— begin —
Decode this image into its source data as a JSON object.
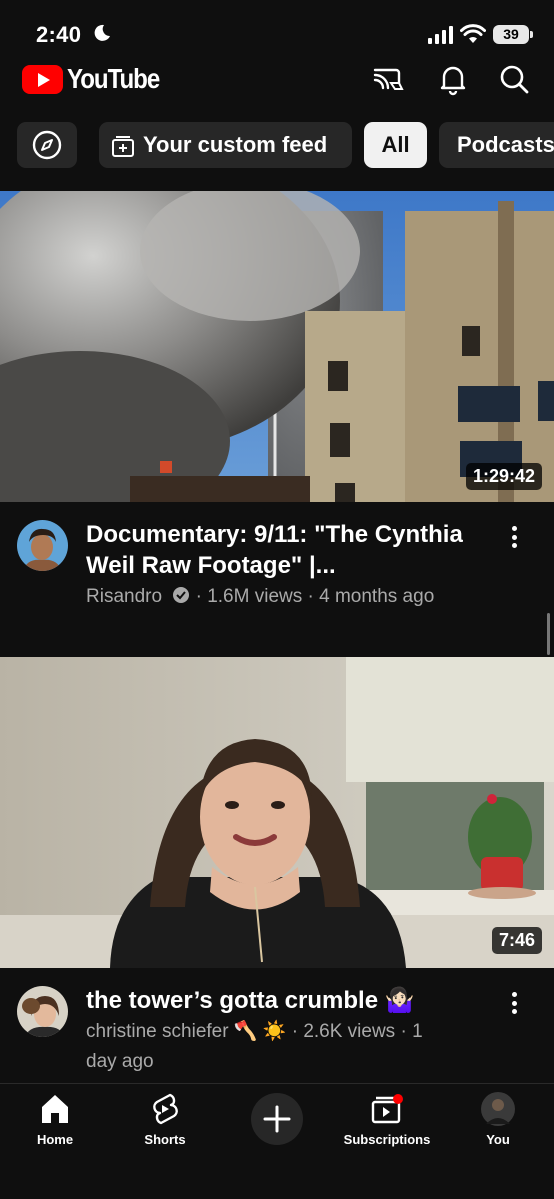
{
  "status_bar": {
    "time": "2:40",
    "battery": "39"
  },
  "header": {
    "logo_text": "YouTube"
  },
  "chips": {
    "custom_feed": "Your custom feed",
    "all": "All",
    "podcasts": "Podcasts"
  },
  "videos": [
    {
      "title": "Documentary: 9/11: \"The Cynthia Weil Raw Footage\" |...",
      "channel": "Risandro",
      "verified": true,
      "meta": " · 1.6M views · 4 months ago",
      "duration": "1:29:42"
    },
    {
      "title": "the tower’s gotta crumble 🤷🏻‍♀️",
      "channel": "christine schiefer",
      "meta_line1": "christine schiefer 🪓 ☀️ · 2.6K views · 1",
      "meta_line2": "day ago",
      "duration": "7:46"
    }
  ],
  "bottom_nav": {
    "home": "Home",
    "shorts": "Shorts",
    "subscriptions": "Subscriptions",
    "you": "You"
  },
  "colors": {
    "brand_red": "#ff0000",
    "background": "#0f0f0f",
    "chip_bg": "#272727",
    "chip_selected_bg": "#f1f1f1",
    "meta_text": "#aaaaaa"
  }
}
— end —
— begin —
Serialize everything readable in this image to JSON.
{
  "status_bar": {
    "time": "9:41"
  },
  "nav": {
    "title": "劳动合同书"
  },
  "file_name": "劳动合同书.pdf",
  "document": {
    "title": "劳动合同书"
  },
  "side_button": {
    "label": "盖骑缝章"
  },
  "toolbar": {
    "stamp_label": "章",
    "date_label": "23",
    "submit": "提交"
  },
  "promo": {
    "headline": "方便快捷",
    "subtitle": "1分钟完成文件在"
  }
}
— end —
— begin —
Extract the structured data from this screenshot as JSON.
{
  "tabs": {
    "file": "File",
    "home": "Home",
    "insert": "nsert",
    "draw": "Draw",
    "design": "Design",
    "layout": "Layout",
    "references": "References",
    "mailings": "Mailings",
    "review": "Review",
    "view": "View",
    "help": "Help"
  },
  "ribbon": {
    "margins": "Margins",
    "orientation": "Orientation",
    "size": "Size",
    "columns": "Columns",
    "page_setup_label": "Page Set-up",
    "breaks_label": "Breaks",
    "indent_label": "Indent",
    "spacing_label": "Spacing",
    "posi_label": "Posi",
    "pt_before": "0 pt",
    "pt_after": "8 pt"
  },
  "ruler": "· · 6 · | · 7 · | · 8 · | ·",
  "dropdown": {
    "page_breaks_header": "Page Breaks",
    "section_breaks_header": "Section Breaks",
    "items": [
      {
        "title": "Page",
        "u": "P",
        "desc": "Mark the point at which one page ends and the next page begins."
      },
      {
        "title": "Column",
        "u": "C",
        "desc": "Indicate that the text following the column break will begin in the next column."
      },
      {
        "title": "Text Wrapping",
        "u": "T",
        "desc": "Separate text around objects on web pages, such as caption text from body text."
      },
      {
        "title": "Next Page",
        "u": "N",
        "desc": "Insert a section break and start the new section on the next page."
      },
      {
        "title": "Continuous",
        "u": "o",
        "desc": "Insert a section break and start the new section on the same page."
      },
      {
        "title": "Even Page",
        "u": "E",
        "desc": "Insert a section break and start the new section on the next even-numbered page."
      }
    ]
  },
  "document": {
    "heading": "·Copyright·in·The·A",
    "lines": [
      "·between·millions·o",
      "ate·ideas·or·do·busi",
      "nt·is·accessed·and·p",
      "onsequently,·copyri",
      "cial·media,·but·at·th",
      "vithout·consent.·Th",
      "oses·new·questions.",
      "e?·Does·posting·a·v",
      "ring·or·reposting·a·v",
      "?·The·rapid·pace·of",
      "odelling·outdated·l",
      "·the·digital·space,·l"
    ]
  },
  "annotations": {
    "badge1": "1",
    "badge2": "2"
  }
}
— end —
What you should do >>
Where a line holds "Breaks", copy it out.

Worked answer >>
    "breaks_label": "Breaks",
    "page_breaks_header": "Page Breaks",
    "section_breaks_header": "Section Breaks",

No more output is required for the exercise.